## Stated task
Transcribe all of the material exactly.

## Records provided
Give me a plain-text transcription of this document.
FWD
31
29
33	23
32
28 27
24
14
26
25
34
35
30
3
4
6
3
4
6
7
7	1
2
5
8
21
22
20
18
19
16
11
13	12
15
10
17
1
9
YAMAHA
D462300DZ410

## Expected output
Give me a plain-text transcription of this document.
FWD
31
29
33	23
32
28 27
24
14
26
25
34
35
30
3
4
6
3
4
6
7
7	1
2
5
8
21
22
20
18
19
16
11
13	12
15
10
17
1
9
YAMAHA
D462300DZ410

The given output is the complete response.